◆ EXERCISE:
Set out each line from the following listing that includes the word "构建肝病防治".
· · · · · · ·
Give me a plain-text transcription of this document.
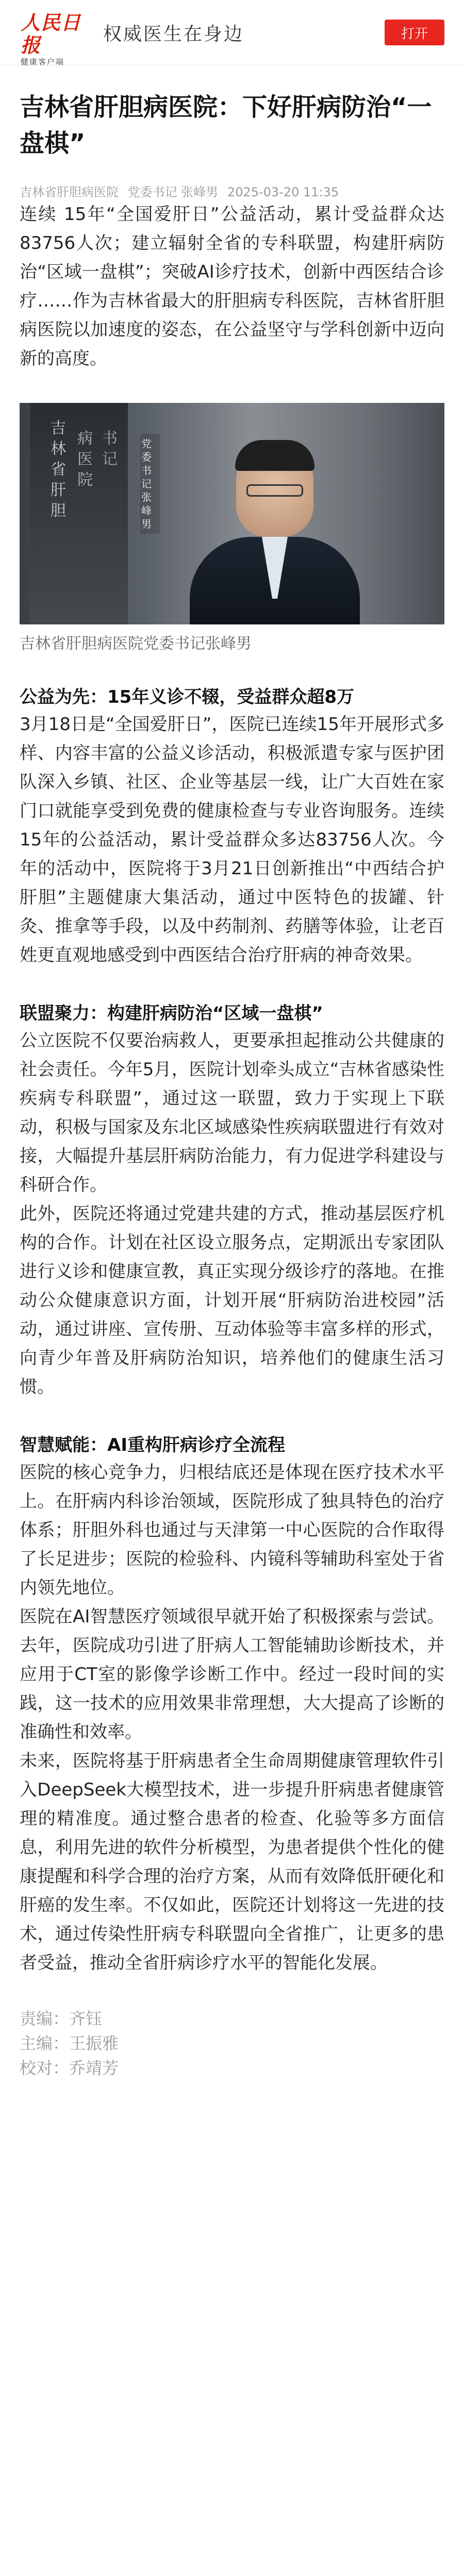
人民日报
健康客户端
权威医生在身边	打开
吉林省肝胆病医院：下好肝病防治“一盘棋”
吉林省肝胆病医院 党委书记 张峰男 2025-03-20 11:35

连续 15年“全国爱肝日”公益活动，累计受益群众达83756人次；建立辐射全省的专科联盟，构建肝病防治“区域一盘棋”；突破AI诊疗技术，创新中西医结合诊疗……作为吉林省最大的肝胆病专科医院，吉林省肝胆病医院以加速度的姿态，在公益坚守与学科创新中迈向新的高度。

吉林省肝胆
病医院
书记
党委书记 张峰男
吉林省肝胆病医院党委书记张峰男
公益为先：15年义诊不辍，受益群众超8万

3月18日是“全国爱肝日”，医院已连续15年开展形式多样、内容丰富的公益义诊活动，积极派遣专家与医护团队深入乡镇、社区、企业等基层一线，让广大百姓在家门口就能享受到免费的健康检查与专业咨询服务。连续 15年的公益活动，累计受益群众多达83756人次。今年的活动中，医院将于3月21日创新推出“中西结合护肝胆”主题健康大集活动，通过中医特色的拔罐、针灸、推拿等手段，以及中药制剂、药膳等体验，让老百姓更直观地感受到中西医结合治疗肝病的神奇效果。

联盟聚力：构建肝病防治“区域一盘棋”

公立医院不仅要治病救人，更要承担起推动公共健康的社会责任。今年5月，医院计划牵头成立“吉林省感染性疾病专科联盟”，通过这一联盟，致力于实现上下联动，积极与国家及东北区域感染性疾病联盟进行有效对接，大幅提升基层肝病防治能力，有力促进学科建设与科研合作。

此外，医院还将通过党建共建的方式，推动基层医疗机构的合作。计划在社区设立服务点，定期派出专家团队进行义诊和健康宣教，真正实现分级诊疗的落地。在推动公众健康意识方面，计划开展“肝病防治进校园”活动，通过讲座、宣传册、互动体验等丰富多样的形式，向青少年普及肝病防治知识，培养他们的健康生活习惯。

智慧赋能：AI重构肝病诊疗全流程

医院的核心竞争力，归根结底还是体现在医疗技术水平上。在肝病内科诊治领域，医院形成了独具特色的治疗体系；肝胆外科也通过与天津第一中心医院的合作取得了长足进步；医院的检验科、内镜科等辅助科室处于省内领先地位。

医院在AI智慧医疗领域很早就开始了积极探索与尝试。去年，医院成功引进了肝病人工智能辅助诊断技术，并应用于CT室的影像学诊断工作中。经过一段时间的实践，这一技术的应用效果非常理想，大大提高了诊断的准确性和效率。

未来，医院将基于肝病患者全生命周期健康管理软件引入DeepSeek大模型技术，进一步提升肝病患者健康管理的精准度。通过整合患者的检查、化验等多方面信息，利用先进的软件分析模型，为患者提供个性化的健康提醒和科学合理的治疗方案，从而有效降低肝硬化和肝癌的发生率。不仅如此，医院还计划将这一先进的技术，通过传染性肝病专科联盟向全省推广，让更多的患者受益，推动全省肝病诊疗水平的智能化发展。

责编：齐钰
主编：王振雅
校对：乔靖芳
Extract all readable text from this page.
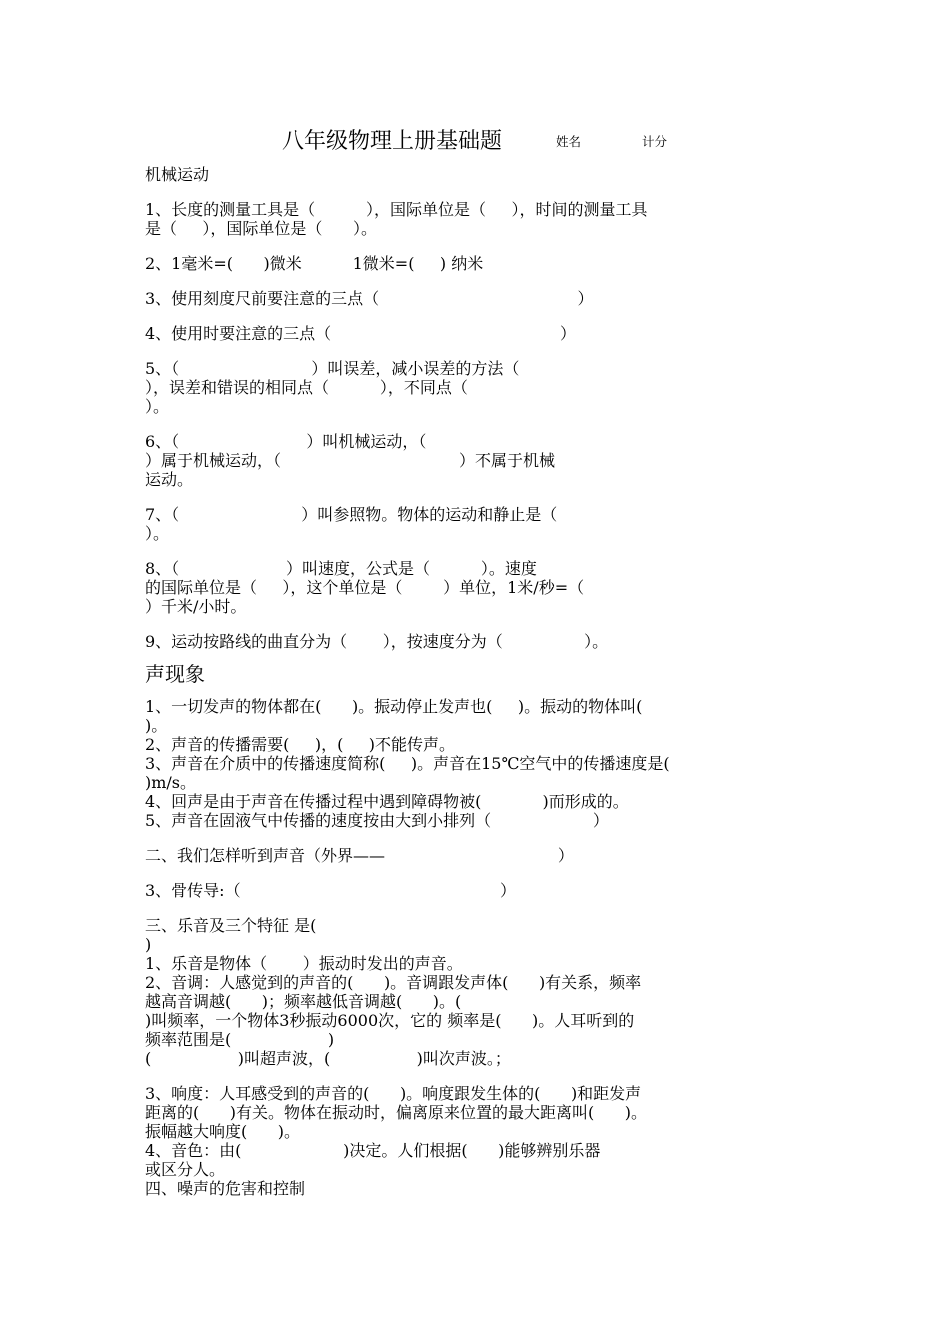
八年级物理上册基础题	姓名	计分

机械运动

1、长度的测量工具是（          ），国际单位是（     ），时间的测量工具

是（     ），国际单位是（      ）。

2、1毫米=(      )微米          1微米=(     ) 纳米

3、使用刻度尺前要注意的三点（                                       ）

4、使用时要注意的三点（                                             ）

5、（                          ）叫误差，减小误差的方法（

），误差和错误的相同点（          ），不同点（

）。

6、（                         ）叫机械运动，（

）属于机械运动，（                                   ）不属于机械

运动。

7、（                        ）叫参照物。物体的运动和静止是（

）。

8、（                     ）叫速度，公式是（          ）。速度

的国际单位是（     ），这个单位是（        ）单位，1米/秒=（

）千米/小时。

9、运动按路线的曲直分为（       ），按速度分为（                ）。

声现象

1、一切发声的物体都在(      )。振动停止发声也(     )。振动的物体叫(

)。

2、声音的传播需要(     )，(     )不能传声。

3、声音在介质中的传播速度简称(     )。声音在15℃空气中的传播速度是(

)m/s。

4、回声是由于声音在传播过程中遇到障碍物被(            )而形成的。

5、声音在固液气中传播的速度按由大到小排列（                    ）

二、我们怎样听到声音（外界——                                  ）

3、骨传导:（                                                   ）

三、乐音及三个特征 是(

)

1、乐音是物体（       ）振动时发出的声音。

2、音调：人感觉到的声音的(      )。音调跟发声体(      )有关系，频率

越高音调越(      )；频率越低音调越(      )。(

)叫频率，一个物体3秒振动6000次，它的 频率是(      )。人耳听到的

频率范围是(                   )

(                 )叫超声波，(                 )叫次声波。；

3、响度：人耳感受到的声音的(      )。响度跟发生体的(      )和距发声

距离的(      )有关。物体在振动时，偏离原来位置的最大距离叫(      )。

振幅越大响度(      )。

4、音色：由(                    )决定。人们根据(      )能够辨别乐器

或区分人。

四、噪声的危害和控制
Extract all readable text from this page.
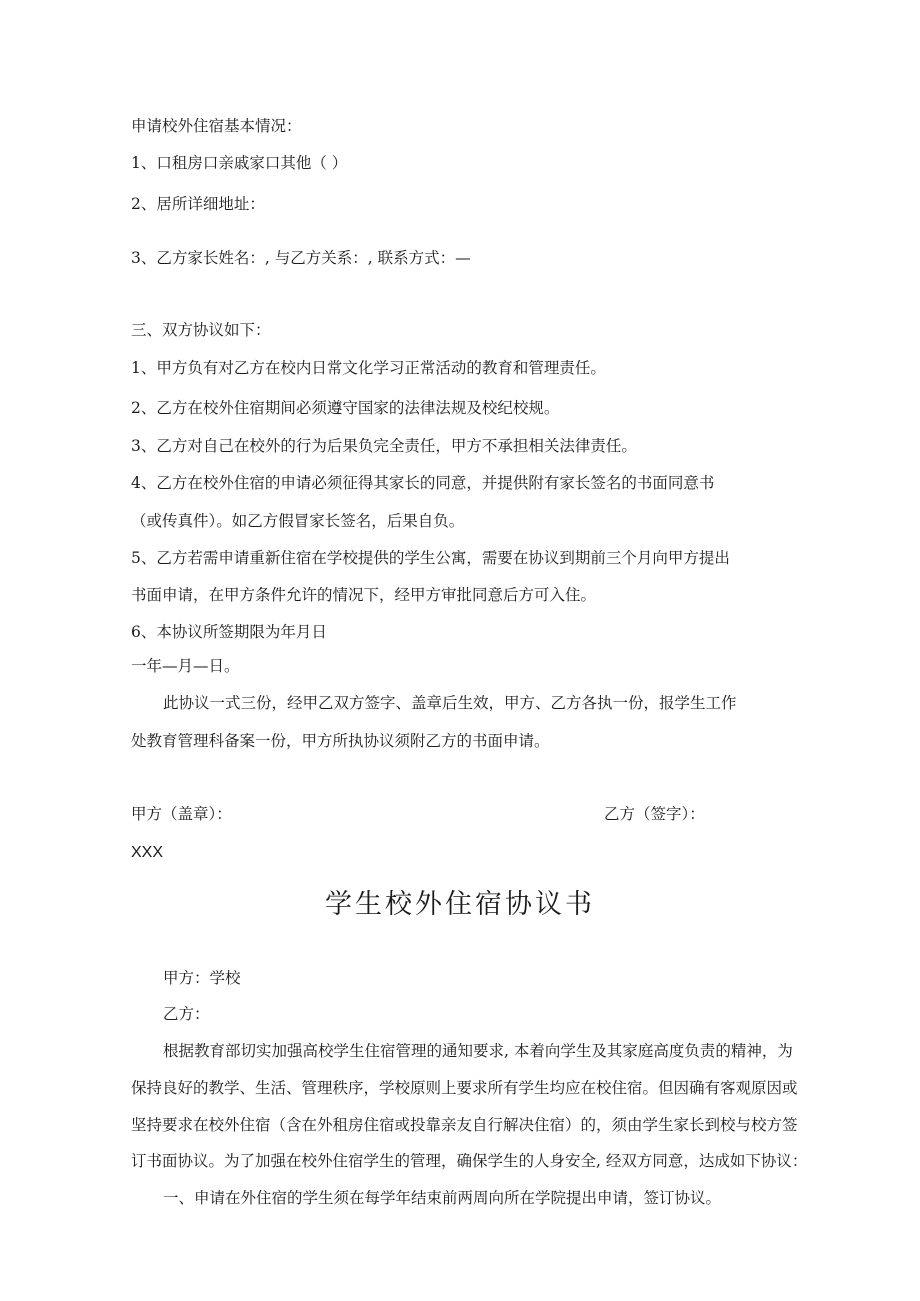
申请校外住宿基本情况：
1、口租房口亲戚家口其他（ ）
2、居所详细地址：
3、乙方家长姓名：, 与乙方关系：, 联系方式：—
三、双方协议如下：
1、甲方负有对乙方在校内日常文化学习正常活动的教育和管理责任。
2、乙方在校外住宿期间必须遵守国家的法律法规及校纪校规。
3、乙方对自己在校外的行为后果负完全责任，甲方不承担相关法律责任。
4、乙方在校外住宿的申请必须征得其家长的同意，并提供附有家长签名的书面同意书
（或传真件）。如乙方假冒家长签名，后果自负。
5、乙方若需申请重新住宿在学校提供的学生公寓，需要在协议到期前三个月向甲方提出
书面申请，在甲方条件允许的情况下，经甲方审批同意后方可入住。
6、本协议所签期限为年月日
一年—月—日。
此协议一式三份，经甲乙双方签字、盖章后生效，甲方、乙方各执一份，报学生工作
处教育管理科备案一份，甲方所执协议须附乙方的书面申请。
甲方（盖章）：	乙方（签字）：
XXX
学生校外住宿协议书
甲方：学校
乙方：
根据教育部切实加强高校学生住宿管理的通知要求, 本着向学生及其家庭高度负责的精神，为
保持良好的教学、生活、管理秩序，学校原则上要求所有学生均应在校住宿。但因确有客观原因或
坚持要求在校外住宿（含在外租房住宿或投靠亲友自行解决住宿）的，须由学生家长到校与校方签
订书面协议。为了加强在校外住宿学生的管理，确保学生的人身安全, 经双方同意，达成如下协议：
一、申请在外住宿的学生须在每学年结束前两周向所在学院提出申请，签订协议。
· · · · · · ·
◆ FULL OUTPUT:
连续 15年“全国爱肝日”公益活动，累计受益群众达83756人次；建立辐射全省的专科联盟，构建肝病防治“区域一盘棋”；突破AI诊疗技术，创新中西医结合诊疗……作为吉林省最大的肝胆病专科医院，吉林省肝胆病医院以加速度的姿态，在公益坚守与学科创新中迈向新的高度。
联盟聚力：构建肝病防治“区域一盘棋”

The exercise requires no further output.